● Directive
Any picture among the records should be left out, please; retype the rest exactly.

Rows from a figure dataset
----------

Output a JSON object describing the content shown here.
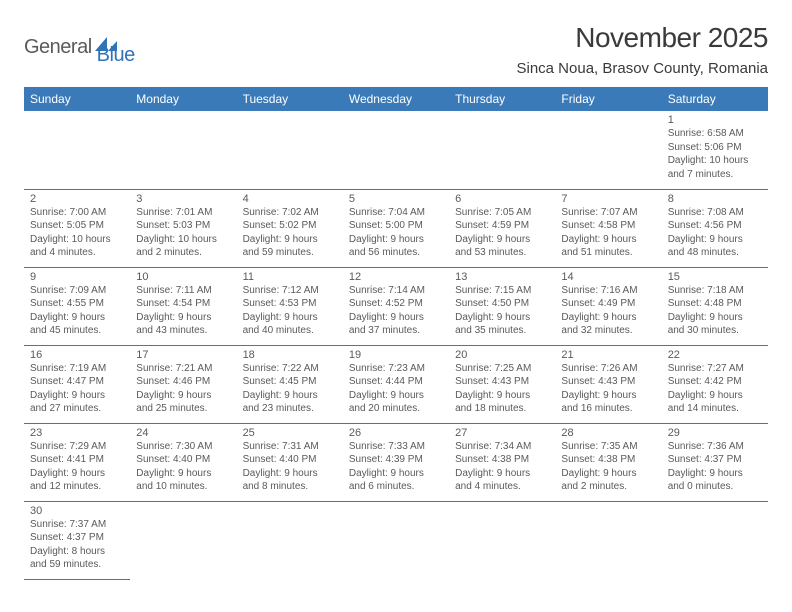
{
  "logo": {
    "general": "General",
    "blue": "Blue"
  },
  "title": "November 2025",
  "location": "Sinca Noua, Brasov County, Romania",
  "colors": {
    "header_bg": "#3a7ab8",
    "header_text": "#ffffff",
    "border": "#3a7ab8",
    "text": "#5a5a5a",
    "title_text": "#3a3a3a",
    "logo_blue": "#2f73b8"
  },
  "day_headers": [
    "Sunday",
    "Monday",
    "Tuesday",
    "Wednesday",
    "Thursday",
    "Friday",
    "Saturday"
  ],
  "weeks": [
    [
      null,
      null,
      null,
      null,
      null,
      null,
      {
        "n": "1",
        "sr": "Sunrise: 6:58 AM",
        "ss": "Sunset: 5:06 PM",
        "d1": "Daylight: 10 hours",
        "d2": "and 7 minutes."
      }
    ],
    [
      {
        "n": "2",
        "sr": "Sunrise: 7:00 AM",
        "ss": "Sunset: 5:05 PM",
        "d1": "Daylight: 10 hours",
        "d2": "and 4 minutes."
      },
      {
        "n": "3",
        "sr": "Sunrise: 7:01 AM",
        "ss": "Sunset: 5:03 PM",
        "d1": "Daylight: 10 hours",
        "d2": "and 2 minutes."
      },
      {
        "n": "4",
        "sr": "Sunrise: 7:02 AM",
        "ss": "Sunset: 5:02 PM",
        "d1": "Daylight: 9 hours",
        "d2": "and 59 minutes."
      },
      {
        "n": "5",
        "sr": "Sunrise: 7:04 AM",
        "ss": "Sunset: 5:00 PM",
        "d1": "Daylight: 9 hours",
        "d2": "and 56 minutes."
      },
      {
        "n": "6",
        "sr": "Sunrise: 7:05 AM",
        "ss": "Sunset: 4:59 PM",
        "d1": "Daylight: 9 hours",
        "d2": "and 53 minutes."
      },
      {
        "n": "7",
        "sr": "Sunrise: 7:07 AM",
        "ss": "Sunset: 4:58 PM",
        "d1": "Daylight: 9 hours",
        "d2": "and 51 minutes."
      },
      {
        "n": "8",
        "sr": "Sunrise: 7:08 AM",
        "ss": "Sunset: 4:56 PM",
        "d1": "Daylight: 9 hours",
        "d2": "and 48 minutes."
      }
    ],
    [
      {
        "n": "9",
        "sr": "Sunrise: 7:09 AM",
        "ss": "Sunset: 4:55 PM",
        "d1": "Daylight: 9 hours",
        "d2": "and 45 minutes."
      },
      {
        "n": "10",
        "sr": "Sunrise: 7:11 AM",
        "ss": "Sunset: 4:54 PM",
        "d1": "Daylight: 9 hours",
        "d2": "and 43 minutes."
      },
      {
        "n": "11",
        "sr": "Sunrise: 7:12 AM",
        "ss": "Sunset: 4:53 PM",
        "d1": "Daylight: 9 hours",
        "d2": "and 40 minutes."
      },
      {
        "n": "12",
        "sr": "Sunrise: 7:14 AM",
        "ss": "Sunset: 4:52 PM",
        "d1": "Daylight: 9 hours",
        "d2": "and 37 minutes."
      },
      {
        "n": "13",
        "sr": "Sunrise: 7:15 AM",
        "ss": "Sunset: 4:50 PM",
        "d1": "Daylight: 9 hours",
        "d2": "and 35 minutes."
      },
      {
        "n": "14",
        "sr": "Sunrise: 7:16 AM",
        "ss": "Sunset: 4:49 PM",
        "d1": "Daylight: 9 hours",
        "d2": "and 32 minutes."
      },
      {
        "n": "15",
        "sr": "Sunrise: 7:18 AM",
        "ss": "Sunset: 4:48 PM",
        "d1": "Daylight: 9 hours",
        "d2": "and 30 minutes."
      }
    ],
    [
      {
        "n": "16",
        "sr": "Sunrise: 7:19 AM",
        "ss": "Sunset: 4:47 PM",
        "d1": "Daylight: 9 hours",
        "d2": "and 27 minutes."
      },
      {
        "n": "17",
        "sr": "Sunrise: 7:21 AM",
        "ss": "Sunset: 4:46 PM",
        "d1": "Daylight: 9 hours",
        "d2": "and 25 minutes."
      },
      {
        "n": "18",
        "sr": "Sunrise: 7:22 AM",
        "ss": "Sunset: 4:45 PM",
        "d1": "Daylight: 9 hours",
        "d2": "and 23 minutes."
      },
      {
        "n": "19",
        "sr": "Sunrise: 7:23 AM",
        "ss": "Sunset: 4:44 PM",
        "d1": "Daylight: 9 hours",
        "d2": "and 20 minutes."
      },
      {
        "n": "20",
        "sr": "Sunrise: 7:25 AM",
        "ss": "Sunset: 4:43 PM",
        "d1": "Daylight: 9 hours",
        "d2": "and 18 minutes."
      },
      {
        "n": "21",
        "sr": "Sunrise: 7:26 AM",
        "ss": "Sunset: 4:43 PM",
        "d1": "Daylight: 9 hours",
        "d2": "and 16 minutes."
      },
      {
        "n": "22",
        "sr": "Sunrise: 7:27 AM",
        "ss": "Sunset: 4:42 PM",
        "d1": "Daylight: 9 hours",
        "d2": "and 14 minutes."
      }
    ],
    [
      {
        "n": "23",
        "sr": "Sunrise: 7:29 AM",
        "ss": "Sunset: 4:41 PM",
        "d1": "Daylight: 9 hours",
        "d2": "and 12 minutes."
      },
      {
        "n": "24",
        "sr": "Sunrise: 7:30 AM",
        "ss": "Sunset: 4:40 PM",
        "d1": "Daylight: 9 hours",
        "d2": "and 10 minutes."
      },
      {
        "n": "25",
        "sr": "Sunrise: 7:31 AM",
        "ss": "Sunset: 4:40 PM",
        "d1": "Daylight: 9 hours",
        "d2": "and 8 minutes."
      },
      {
        "n": "26",
        "sr": "Sunrise: 7:33 AM",
        "ss": "Sunset: 4:39 PM",
        "d1": "Daylight: 9 hours",
        "d2": "and 6 minutes."
      },
      {
        "n": "27",
        "sr": "Sunrise: 7:34 AM",
        "ss": "Sunset: 4:38 PM",
        "d1": "Daylight: 9 hours",
        "d2": "and 4 minutes."
      },
      {
        "n": "28",
        "sr": "Sunrise: 7:35 AM",
        "ss": "Sunset: 4:38 PM",
        "d1": "Daylight: 9 hours",
        "d2": "and 2 minutes."
      },
      {
        "n": "29",
        "sr": "Sunrise: 7:36 AM",
        "ss": "Sunset: 4:37 PM",
        "d1": "Daylight: 9 hours",
        "d2": "and 0 minutes."
      }
    ],
    [
      {
        "n": "30",
        "sr": "Sunrise: 7:37 AM",
        "ss": "Sunset: 4:37 PM",
        "d1": "Daylight: 8 hours",
        "d2": "and 59 minutes."
      },
      null,
      null,
      null,
      null,
      null,
      null
    ]
  ]
}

----------

● Written reply
Output a JSON object describing the content shown here.
{
  "logo": {
    "general": "General",
    "blue": "Blue"
  },
  "title": "November 2025",
  "location": "Sinca Noua, Brasov County, Romania",
  "colors": {
    "header_bg": "#3a7ab8",
    "header_text": "#ffffff",
    "border": "#3a7ab8",
    "text": "#5a5a5a",
    "title_text": "#3a3a3a",
    "logo_blue": "#2f73b8"
  },
  "day_headers": [
    "Sunday",
    "Monday",
    "Tuesday",
    "Wednesday",
    "Thursday",
    "Friday",
    "Saturday"
  ],
  "weeks": [
    [
      null,
      null,
      null,
      null,
      null,
      null,
      {
        "n": "1",
        "sr": "Sunrise: 6:58 AM",
        "ss": "Sunset: 5:06 PM",
        "d1": "Daylight: 10 hours",
        "d2": "and 7 minutes."
      }
    ],
    [
      {
        "n": "2",
        "sr": "Sunrise: 7:00 AM",
        "ss": "Sunset: 5:05 PM",
        "d1": "Daylight: 10 hours",
        "d2": "and 4 minutes."
      },
      {
        "n": "3",
        "sr": "Sunrise: 7:01 AM",
        "ss": "Sunset: 5:03 PM",
        "d1": "Daylight: 10 hours",
        "d2": "and 2 minutes."
      },
      {
        "n": "4",
        "sr": "Sunrise: 7:02 AM",
        "ss": "Sunset: 5:02 PM",
        "d1": "Daylight: 9 hours",
        "d2": "and 59 minutes."
      },
      {
        "n": "5",
        "sr": "Sunrise: 7:04 AM",
        "ss": "Sunset: 5:00 PM",
        "d1": "Daylight: 9 hours",
        "d2": "and 56 minutes."
      },
      {
        "n": "6",
        "sr": "Sunrise: 7:05 AM",
        "ss": "Sunset: 4:59 PM",
        "d1": "Daylight: 9 hours",
        "d2": "and 53 minutes."
      },
      {
        "n": "7",
        "sr": "Sunrise: 7:07 AM",
        "ss": "Sunset: 4:58 PM",
        "d1": "Daylight: 9 hours",
        "d2": "and 51 minutes."
      },
      {
        "n": "8",
        "sr": "Sunrise: 7:08 AM",
        "ss": "Sunset: 4:56 PM",
        "d1": "Daylight: 9 hours",
        "d2": "and 48 minutes."
      }
    ],
    [
      {
        "n": "9",
        "sr": "Sunrise: 7:09 AM",
        "ss": "Sunset: 4:55 PM",
        "d1": "Daylight: 9 hours",
        "d2": "and 45 minutes."
      },
      {
        "n": "10",
        "sr": "Sunrise: 7:11 AM",
        "ss": "Sunset: 4:54 PM",
        "d1": "Daylight: 9 hours",
        "d2": "and 43 minutes."
      },
      {
        "n": "11",
        "sr": "Sunrise: 7:12 AM",
        "ss": "Sunset: 4:53 PM",
        "d1": "Daylight: 9 hours",
        "d2": "and 40 minutes."
      },
      {
        "n": "12",
        "sr": "Sunrise: 7:14 AM",
        "ss": "Sunset: 4:52 PM",
        "d1": "Daylight: 9 hours",
        "d2": "and 37 minutes."
      },
      {
        "n": "13",
        "sr": "Sunrise: 7:15 AM",
        "ss": "Sunset: 4:50 PM",
        "d1": "Daylight: 9 hours",
        "d2": "and 35 minutes."
      },
      {
        "n": "14",
        "sr": "Sunrise: 7:16 AM",
        "ss": "Sunset: 4:49 PM",
        "d1": "Daylight: 9 hours",
        "d2": "and 32 minutes."
      },
      {
        "n": "15",
        "sr": "Sunrise: 7:18 AM",
        "ss": "Sunset: 4:48 PM",
        "d1": "Daylight: 9 hours",
        "d2": "and 30 minutes."
      }
    ],
    [
      {
        "n": "16",
        "sr": "Sunrise: 7:19 AM",
        "ss": "Sunset: 4:47 PM",
        "d1": "Daylight: 9 hours",
        "d2": "and 27 minutes."
      },
      {
        "n": "17",
        "sr": "Sunrise: 7:21 AM",
        "ss": "Sunset: 4:46 PM",
        "d1": "Daylight: 9 hours",
        "d2": "and 25 minutes."
      },
      {
        "n": "18",
        "sr": "Sunrise: 7:22 AM",
        "ss": "Sunset: 4:45 PM",
        "d1": "Daylight: 9 hours",
        "d2": "and 23 minutes."
      },
      {
        "n": "19",
        "sr": "Sunrise: 7:23 AM",
        "ss": "Sunset: 4:44 PM",
        "d1": "Daylight: 9 hours",
        "d2": "and 20 minutes."
      },
      {
        "n": "20",
        "sr": "Sunrise: 7:25 AM",
        "ss": "Sunset: 4:43 PM",
        "d1": "Daylight: 9 hours",
        "d2": "and 18 minutes."
      },
      {
        "n": "21",
        "sr": "Sunrise: 7:26 AM",
        "ss": "Sunset: 4:43 PM",
        "d1": "Daylight: 9 hours",
        "d2": "and 16 minutes."
      },
      {
        "n": "22",
        "sr": "Sunrise: 7:27 AM",
        "ss": "Sunset: 4:42 PM",
        "d1": "Daylight: 9 hours",
        "d2": "and 14 minutes."
      }
    ],
    [
      {
        "n": "23",
        "sr": "Sunrise: 7:29 AM",
        "ss": "Sunset: 4:41 PM",
        "d1": "Daylight: 9 hours",
        "d2": "and 12 minutes."
      },
      {
        "n": "24",
        "sr": "Sunrise: 7:30 AM",
        "ss": "Sunset: 4:40 PM",
        "d1": "Daylight: 9 hours",
        "d2": "and 10 minutes."
      },
      {
        "n": "25",
        "sr": "Sunrise: 7:31 AM",
        "ss": "Sunset: 4:40 PM",
        "d1": "Daylight: 9 hours",
        "d2": "and 8 minutes."
      },
      {
        "n": "26",
        "sr": "Sunrise: 7:33 AM",
        "ss": "Sunset: 4:39 PM",
        "d1": "Daylight: 9 hours",
        "d2": "and 6 minutes."
      },
      {
        "n": "27",
        "sr": "Sunrise: 7:34 AM",
        "ss": "Sunset: 4:38 PM",
        "d1": "Daylight: 9 hours",
        "d2": "and 4 minutes."
      },
      {
        "n": "28",
        "sr": "Sunrise: 7:35 AM",
        "ss": "Sunset: 4:38 PM",
        "d1": "Daylight: 9 hours",
        "d2": "and 2 minutes."
      },
      {
        "n": "29",
        "sr": "Sunrise: 7:36 AM",
        "ss": "Sunset: 4:37 PM",
        "d1": "Daylight: 9 hours",
        "d2": "and 0 minutes."
      }
    ],
    [
      {
        "n": "30",
        "sr": "Sunrise: 7:37 AM",
        "ss": "Sunset: 4:37 PM",
        "d1": "Daylight: 8 hours",
        "d2": "and 59 minutes."
      },
      null,
      null,
      null,
      null,
      null,
      null
    ]
  ]
}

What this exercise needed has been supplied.